### Data supplied

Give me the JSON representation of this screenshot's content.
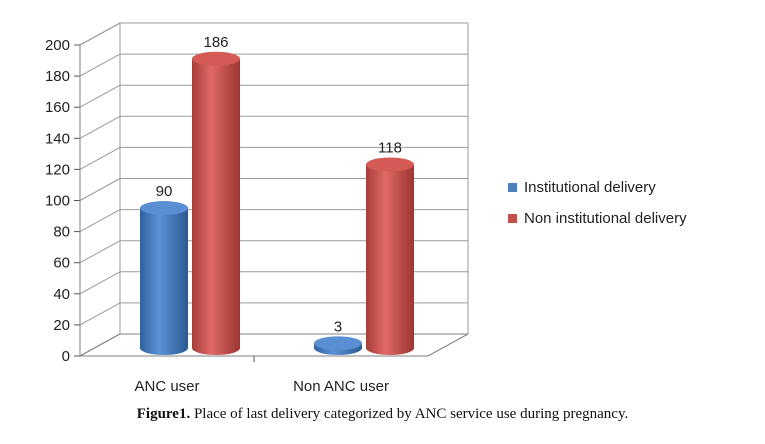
{
  "chart_data": {
    "type": "bar",
    "categories": [
      "ANC user",
      "Non ANC user"
    ],
    "series": [
      {
        "name": "Institutional delivery",
        "values": [
          90,
          3
        ],
        "color": "#4f81bd"
      },
      {
        "name": "Non institutional delivery",
        "values": [
          186,
          118
        ],
        "color": "#c0504d"
      }
    ],
    "ylim": [
      0,
      200
    ],
    "yticks": [
      0,
      20,
      40,
      60,
      80,
      100,
      120,
      140,
      160,
      180,
      200
    ],
    "grid": true,
    "legend_position": "right",
    "data_labels": true,
    "style": "3d-cylinder"
  },
  "caption": {
    "label": "Figure1.",
    "text": " Place of last delivery categorized by ANC service use during pregnancy."
  }
}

### Aim of the exercise
Repeat each entry precisely as it appears. Leave the pictures out.

### Solution for this task
Give me the JSON representation of this screenshot's content.
{
  "chart_data": {
    "type": "bar",
    "categories": [
      "ANC user",
      "Non ANC user"
    ],
    "series": [
      {
        "name": "Institutional delivery",
        "values": [
          90,
          3
        ],
        "color": "#4f81bd"
      },
      {
        "name": "Non institutional delivery",
        "values": [
          186,
          118
        ],
        "color": "#c0504d"
      }
    ],
    "ylim": [
      0,
      200
    ],
    "yticks": [
      0,
      20,
      40,
      60,
      80,
      100,
      120,
      140,
      160,
      180,
      200
    ],
    "grid": true,
    "legend_position": "right",
    "data_labels": true,
    "style": "3d-cylinder"
  },
  "caption": {
    "label": "Figure1.",
    "text": " Place of last delivery categorized by ANC service use during pregnancy."
  }
}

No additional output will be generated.